DO THIS: Copy every line that contains the string "Variable" from the entries below.
[start LISTING]
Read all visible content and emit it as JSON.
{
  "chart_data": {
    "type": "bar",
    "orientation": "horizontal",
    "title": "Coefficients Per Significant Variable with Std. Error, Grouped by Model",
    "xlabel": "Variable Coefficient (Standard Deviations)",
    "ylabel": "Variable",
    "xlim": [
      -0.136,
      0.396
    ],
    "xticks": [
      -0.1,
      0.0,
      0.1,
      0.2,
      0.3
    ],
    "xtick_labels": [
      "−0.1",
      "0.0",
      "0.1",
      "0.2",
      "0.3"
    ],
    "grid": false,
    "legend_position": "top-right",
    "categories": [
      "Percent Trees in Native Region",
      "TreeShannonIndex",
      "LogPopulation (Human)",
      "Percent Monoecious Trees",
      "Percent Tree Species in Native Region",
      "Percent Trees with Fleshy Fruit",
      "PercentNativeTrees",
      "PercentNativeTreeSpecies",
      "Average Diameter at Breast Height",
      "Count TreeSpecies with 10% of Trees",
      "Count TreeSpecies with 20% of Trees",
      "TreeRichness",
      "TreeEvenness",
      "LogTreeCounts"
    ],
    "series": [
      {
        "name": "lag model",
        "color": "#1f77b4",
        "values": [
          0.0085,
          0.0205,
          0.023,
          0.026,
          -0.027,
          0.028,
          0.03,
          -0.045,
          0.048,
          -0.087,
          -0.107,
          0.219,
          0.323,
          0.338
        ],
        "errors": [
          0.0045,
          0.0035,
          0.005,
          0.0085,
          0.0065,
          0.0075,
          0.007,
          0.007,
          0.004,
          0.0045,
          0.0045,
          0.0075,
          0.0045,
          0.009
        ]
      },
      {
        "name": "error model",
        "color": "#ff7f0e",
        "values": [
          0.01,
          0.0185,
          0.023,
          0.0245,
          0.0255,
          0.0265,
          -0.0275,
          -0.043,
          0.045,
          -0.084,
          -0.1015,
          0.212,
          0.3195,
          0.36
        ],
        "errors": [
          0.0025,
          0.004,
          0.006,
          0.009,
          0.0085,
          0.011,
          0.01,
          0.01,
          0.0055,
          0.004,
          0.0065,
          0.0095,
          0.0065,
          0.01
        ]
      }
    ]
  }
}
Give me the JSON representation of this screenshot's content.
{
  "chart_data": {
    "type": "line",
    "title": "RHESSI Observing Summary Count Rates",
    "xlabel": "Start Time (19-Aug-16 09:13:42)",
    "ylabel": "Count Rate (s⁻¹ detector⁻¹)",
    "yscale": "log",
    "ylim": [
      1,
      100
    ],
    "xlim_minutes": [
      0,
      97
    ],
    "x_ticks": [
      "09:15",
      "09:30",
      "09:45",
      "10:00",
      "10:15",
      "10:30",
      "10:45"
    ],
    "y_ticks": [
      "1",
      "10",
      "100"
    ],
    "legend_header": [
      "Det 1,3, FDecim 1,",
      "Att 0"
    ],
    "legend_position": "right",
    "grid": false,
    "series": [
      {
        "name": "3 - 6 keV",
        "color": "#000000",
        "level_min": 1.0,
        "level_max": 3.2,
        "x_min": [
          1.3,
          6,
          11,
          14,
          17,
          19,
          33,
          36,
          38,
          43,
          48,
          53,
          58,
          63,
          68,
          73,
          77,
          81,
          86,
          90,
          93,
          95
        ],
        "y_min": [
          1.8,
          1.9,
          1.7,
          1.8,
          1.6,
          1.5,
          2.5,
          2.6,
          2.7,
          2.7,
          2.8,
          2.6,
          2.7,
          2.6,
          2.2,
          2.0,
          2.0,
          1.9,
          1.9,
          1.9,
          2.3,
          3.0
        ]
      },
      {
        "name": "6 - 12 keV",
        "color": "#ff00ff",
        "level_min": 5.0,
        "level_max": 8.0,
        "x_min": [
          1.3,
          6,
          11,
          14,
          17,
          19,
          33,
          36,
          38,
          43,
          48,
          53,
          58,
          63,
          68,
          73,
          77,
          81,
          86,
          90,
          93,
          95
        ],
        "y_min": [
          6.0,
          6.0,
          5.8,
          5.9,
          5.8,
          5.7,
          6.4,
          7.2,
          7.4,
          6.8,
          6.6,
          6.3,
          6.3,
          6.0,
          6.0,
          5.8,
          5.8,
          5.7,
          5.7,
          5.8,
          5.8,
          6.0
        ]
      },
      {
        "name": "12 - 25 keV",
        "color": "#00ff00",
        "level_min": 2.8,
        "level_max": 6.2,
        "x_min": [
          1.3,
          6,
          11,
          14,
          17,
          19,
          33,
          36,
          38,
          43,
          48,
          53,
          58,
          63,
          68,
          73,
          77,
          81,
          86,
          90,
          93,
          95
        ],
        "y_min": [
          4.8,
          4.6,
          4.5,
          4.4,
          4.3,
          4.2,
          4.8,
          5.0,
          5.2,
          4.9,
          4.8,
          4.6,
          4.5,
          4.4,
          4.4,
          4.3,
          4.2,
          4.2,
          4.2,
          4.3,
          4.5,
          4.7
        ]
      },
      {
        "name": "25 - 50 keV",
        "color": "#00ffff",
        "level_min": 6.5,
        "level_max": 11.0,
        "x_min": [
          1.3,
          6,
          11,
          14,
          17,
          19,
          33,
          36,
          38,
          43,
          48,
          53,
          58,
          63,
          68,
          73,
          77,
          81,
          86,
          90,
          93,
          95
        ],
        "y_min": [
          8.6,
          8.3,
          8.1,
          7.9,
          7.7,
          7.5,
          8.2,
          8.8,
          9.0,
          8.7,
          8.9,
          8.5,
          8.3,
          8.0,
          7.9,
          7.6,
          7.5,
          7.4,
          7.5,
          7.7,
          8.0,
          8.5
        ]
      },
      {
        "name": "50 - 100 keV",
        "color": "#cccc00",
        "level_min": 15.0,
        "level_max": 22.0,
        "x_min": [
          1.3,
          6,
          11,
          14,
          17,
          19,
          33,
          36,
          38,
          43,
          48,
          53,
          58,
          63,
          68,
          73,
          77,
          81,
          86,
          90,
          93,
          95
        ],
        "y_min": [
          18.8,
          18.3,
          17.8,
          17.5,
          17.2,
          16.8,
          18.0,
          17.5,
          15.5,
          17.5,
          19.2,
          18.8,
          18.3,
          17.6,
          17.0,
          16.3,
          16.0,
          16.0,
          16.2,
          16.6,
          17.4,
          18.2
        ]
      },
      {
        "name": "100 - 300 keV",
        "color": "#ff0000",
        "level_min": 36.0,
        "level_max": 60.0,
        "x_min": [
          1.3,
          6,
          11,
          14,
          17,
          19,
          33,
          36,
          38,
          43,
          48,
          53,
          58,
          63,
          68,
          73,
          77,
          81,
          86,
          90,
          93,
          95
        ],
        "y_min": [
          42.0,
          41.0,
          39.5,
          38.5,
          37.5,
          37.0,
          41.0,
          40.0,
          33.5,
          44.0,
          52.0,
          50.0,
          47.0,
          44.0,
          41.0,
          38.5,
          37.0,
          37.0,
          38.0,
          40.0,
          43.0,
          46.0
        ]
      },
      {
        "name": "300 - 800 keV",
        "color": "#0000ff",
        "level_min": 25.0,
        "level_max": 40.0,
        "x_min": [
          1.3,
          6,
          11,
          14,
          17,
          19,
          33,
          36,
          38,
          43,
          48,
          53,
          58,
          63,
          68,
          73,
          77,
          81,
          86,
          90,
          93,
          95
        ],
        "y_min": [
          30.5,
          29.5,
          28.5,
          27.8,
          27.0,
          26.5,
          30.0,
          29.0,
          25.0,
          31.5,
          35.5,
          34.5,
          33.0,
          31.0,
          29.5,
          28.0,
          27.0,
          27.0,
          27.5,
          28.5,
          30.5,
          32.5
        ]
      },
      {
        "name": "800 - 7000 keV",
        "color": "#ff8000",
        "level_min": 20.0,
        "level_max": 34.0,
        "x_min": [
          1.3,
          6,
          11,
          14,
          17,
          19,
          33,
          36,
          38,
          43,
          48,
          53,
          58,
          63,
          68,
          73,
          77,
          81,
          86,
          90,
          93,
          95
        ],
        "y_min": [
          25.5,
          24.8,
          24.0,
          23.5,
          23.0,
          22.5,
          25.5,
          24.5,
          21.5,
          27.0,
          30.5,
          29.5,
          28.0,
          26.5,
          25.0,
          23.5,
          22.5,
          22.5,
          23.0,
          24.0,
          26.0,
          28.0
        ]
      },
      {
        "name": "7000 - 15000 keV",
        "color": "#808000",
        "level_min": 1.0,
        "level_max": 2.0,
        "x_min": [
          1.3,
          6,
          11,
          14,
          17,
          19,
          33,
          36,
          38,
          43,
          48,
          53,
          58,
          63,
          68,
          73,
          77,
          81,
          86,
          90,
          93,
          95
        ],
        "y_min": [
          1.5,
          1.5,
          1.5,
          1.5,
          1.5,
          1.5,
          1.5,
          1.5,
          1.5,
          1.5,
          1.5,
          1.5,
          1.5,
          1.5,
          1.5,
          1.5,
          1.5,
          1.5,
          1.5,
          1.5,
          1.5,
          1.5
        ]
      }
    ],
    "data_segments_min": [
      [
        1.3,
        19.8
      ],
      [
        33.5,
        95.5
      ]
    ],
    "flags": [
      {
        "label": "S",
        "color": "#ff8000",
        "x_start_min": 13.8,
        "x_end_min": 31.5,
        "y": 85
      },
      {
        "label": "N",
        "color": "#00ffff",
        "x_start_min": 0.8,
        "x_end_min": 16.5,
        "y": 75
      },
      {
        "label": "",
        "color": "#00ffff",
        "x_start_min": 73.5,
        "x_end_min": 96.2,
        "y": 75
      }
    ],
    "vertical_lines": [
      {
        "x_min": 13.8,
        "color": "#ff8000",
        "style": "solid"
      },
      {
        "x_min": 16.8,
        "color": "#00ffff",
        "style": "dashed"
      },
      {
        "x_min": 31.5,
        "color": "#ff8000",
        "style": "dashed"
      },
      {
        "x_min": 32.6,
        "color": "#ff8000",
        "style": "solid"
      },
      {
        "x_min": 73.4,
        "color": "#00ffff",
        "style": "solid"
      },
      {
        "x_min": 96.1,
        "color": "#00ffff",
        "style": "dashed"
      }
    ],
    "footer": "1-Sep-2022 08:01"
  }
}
[end LISTING]
TASK RESPONSE:
    "title": "Coefficients Per Significant Variable with Std. Error, Grouped by Model",
    "xlabel": "Variable Coefficient (Standard Deviations)",
    "ylabel": "Variable",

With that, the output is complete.